CHALLENGE:
Write out each line in which the string "orografica" is present.

DATA ROWS:
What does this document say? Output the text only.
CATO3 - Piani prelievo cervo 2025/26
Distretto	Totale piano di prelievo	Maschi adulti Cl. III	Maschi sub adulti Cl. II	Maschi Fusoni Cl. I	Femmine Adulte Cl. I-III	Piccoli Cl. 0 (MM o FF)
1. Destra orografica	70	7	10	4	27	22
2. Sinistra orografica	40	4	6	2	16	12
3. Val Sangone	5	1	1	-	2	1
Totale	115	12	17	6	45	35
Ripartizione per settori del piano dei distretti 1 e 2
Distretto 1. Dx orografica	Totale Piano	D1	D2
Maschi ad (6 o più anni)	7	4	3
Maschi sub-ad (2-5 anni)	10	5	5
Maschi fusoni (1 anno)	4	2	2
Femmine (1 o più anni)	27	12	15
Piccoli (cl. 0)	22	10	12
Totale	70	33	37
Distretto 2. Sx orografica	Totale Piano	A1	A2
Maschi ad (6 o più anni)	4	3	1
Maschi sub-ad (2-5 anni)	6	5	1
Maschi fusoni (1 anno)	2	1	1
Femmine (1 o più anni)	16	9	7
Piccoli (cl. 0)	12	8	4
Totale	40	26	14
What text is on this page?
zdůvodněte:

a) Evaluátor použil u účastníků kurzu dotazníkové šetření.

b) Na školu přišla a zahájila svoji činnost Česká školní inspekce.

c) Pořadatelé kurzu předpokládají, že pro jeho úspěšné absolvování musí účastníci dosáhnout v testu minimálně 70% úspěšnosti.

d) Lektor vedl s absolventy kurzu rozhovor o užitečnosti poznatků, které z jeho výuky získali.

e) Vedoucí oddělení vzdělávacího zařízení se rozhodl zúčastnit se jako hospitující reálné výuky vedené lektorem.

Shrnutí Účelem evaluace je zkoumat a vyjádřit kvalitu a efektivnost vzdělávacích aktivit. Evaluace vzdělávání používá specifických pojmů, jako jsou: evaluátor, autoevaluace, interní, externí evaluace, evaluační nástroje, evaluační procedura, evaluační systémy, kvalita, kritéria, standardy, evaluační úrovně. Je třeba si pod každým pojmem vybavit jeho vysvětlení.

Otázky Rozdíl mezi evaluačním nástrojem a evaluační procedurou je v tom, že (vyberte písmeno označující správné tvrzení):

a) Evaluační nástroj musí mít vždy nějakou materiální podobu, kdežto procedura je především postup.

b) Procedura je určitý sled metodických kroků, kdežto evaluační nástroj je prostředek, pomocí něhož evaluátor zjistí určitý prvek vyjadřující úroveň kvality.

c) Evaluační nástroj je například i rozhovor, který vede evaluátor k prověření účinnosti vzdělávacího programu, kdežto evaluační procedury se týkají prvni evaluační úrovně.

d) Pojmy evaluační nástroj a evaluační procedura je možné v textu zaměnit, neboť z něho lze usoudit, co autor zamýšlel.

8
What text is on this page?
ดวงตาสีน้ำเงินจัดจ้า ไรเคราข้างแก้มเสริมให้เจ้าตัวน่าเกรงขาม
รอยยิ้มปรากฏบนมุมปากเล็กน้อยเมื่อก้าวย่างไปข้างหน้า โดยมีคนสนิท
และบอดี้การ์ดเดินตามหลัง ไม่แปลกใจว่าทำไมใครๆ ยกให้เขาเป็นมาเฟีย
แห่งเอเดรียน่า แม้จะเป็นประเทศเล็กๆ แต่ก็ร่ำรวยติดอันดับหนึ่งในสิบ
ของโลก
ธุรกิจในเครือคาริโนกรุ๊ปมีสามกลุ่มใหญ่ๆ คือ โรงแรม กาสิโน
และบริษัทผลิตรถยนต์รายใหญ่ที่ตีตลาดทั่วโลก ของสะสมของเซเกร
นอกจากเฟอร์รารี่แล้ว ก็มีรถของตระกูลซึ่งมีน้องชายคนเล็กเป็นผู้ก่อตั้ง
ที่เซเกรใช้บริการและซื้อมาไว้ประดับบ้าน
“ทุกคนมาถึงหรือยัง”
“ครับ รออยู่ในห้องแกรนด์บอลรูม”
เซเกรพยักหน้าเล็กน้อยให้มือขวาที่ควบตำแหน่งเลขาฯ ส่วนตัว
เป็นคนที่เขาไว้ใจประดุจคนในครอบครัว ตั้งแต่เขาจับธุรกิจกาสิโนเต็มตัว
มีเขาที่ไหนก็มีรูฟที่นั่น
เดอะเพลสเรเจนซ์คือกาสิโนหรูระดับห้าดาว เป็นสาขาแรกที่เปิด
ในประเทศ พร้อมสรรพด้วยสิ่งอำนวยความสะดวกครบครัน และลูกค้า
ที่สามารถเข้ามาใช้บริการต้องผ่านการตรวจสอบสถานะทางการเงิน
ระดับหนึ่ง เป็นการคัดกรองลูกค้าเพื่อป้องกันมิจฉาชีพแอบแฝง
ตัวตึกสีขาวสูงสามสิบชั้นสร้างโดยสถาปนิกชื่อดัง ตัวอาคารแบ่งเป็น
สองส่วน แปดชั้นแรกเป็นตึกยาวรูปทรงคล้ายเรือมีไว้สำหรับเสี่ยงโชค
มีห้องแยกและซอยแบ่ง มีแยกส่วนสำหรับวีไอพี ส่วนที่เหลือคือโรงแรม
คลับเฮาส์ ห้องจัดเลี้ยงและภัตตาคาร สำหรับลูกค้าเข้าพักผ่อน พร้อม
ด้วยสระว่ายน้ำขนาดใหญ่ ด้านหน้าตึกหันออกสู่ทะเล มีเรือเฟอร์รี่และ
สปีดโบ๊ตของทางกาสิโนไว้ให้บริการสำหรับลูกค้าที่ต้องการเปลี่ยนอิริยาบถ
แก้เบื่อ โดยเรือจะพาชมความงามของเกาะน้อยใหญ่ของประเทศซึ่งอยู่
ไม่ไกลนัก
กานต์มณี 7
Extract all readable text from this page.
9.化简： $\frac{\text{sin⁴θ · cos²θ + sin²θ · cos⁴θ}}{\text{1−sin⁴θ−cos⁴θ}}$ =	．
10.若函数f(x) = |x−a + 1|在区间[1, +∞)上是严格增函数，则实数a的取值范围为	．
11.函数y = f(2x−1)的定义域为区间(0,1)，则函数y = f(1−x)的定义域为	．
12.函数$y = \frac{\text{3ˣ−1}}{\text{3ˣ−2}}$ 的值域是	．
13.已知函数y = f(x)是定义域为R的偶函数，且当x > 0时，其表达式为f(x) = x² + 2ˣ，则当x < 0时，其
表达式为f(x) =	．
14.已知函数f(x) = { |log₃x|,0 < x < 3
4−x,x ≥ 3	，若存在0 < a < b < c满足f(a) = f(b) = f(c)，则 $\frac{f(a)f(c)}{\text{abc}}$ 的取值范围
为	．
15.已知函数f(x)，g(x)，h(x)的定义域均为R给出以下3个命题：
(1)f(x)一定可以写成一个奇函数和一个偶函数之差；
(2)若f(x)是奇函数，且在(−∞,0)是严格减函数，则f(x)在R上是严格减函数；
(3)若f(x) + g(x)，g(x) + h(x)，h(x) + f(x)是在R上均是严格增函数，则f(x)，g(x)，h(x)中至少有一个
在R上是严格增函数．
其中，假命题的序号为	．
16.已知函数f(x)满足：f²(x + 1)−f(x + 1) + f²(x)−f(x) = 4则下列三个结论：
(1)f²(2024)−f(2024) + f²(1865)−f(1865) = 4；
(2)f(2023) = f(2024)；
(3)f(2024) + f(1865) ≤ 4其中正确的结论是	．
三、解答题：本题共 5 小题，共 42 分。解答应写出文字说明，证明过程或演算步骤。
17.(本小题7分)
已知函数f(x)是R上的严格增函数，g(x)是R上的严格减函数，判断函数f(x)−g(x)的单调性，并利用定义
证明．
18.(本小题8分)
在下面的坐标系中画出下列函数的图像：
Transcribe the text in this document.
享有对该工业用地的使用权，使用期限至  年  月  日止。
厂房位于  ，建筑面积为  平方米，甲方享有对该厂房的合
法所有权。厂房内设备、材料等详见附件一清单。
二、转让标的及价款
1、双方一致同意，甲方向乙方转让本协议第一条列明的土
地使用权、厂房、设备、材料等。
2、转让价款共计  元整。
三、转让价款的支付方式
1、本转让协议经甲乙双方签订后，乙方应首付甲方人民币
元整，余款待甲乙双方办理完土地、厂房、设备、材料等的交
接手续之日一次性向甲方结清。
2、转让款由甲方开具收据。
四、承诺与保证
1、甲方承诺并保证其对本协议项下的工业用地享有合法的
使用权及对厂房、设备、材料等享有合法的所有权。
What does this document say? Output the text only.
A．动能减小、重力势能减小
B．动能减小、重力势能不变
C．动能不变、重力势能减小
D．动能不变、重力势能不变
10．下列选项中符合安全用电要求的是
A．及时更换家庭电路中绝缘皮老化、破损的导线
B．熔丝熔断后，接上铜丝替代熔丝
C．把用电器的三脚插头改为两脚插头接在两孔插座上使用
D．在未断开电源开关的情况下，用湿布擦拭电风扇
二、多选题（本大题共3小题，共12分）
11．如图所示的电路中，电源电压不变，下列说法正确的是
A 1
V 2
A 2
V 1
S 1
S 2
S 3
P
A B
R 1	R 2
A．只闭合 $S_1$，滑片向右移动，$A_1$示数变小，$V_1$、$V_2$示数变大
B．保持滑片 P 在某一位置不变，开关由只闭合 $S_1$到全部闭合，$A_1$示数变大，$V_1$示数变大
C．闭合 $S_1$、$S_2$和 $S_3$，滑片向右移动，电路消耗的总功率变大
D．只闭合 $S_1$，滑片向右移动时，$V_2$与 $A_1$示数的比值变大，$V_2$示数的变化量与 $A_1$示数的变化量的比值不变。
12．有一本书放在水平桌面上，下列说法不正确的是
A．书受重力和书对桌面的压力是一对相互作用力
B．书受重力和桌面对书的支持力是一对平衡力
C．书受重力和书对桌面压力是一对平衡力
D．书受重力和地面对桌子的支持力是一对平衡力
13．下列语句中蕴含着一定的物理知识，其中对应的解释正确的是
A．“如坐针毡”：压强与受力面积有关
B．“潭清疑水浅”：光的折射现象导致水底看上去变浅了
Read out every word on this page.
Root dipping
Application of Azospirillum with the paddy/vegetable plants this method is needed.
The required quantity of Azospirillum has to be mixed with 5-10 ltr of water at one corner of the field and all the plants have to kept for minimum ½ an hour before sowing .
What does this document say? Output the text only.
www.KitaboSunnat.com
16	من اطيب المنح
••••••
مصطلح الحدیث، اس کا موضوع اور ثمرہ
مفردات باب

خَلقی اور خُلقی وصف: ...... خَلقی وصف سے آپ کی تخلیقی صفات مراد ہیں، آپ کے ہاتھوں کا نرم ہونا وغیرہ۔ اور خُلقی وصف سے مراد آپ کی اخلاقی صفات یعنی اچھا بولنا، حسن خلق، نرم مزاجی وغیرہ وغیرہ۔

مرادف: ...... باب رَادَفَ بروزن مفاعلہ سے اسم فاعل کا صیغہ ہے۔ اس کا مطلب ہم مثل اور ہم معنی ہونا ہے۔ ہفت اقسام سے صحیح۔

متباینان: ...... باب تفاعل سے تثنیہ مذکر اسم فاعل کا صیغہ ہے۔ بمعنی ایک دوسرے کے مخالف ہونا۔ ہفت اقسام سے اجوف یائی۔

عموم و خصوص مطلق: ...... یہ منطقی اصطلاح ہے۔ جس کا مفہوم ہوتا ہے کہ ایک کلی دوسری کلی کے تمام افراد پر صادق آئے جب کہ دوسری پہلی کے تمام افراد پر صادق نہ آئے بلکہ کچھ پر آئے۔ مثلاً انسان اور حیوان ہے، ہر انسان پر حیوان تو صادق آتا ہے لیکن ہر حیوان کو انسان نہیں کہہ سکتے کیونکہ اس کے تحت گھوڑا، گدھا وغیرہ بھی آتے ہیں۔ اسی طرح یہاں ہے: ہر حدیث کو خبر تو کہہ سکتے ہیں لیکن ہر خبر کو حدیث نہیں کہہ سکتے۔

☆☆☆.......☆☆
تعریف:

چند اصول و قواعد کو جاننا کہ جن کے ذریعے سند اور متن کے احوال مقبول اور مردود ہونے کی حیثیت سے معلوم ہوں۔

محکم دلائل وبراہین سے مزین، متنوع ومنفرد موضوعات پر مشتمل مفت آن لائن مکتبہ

PROBLEM SOLUTION:
1. Destra orografica	70	7	10	4	27	22
2. Sinistra orografica	40	4	6	2	16	12
Distretto 1. Dx orografica	Totale Piano	D1	D2
Distretto 2. Sx orografica	Totale Piano	A1	A2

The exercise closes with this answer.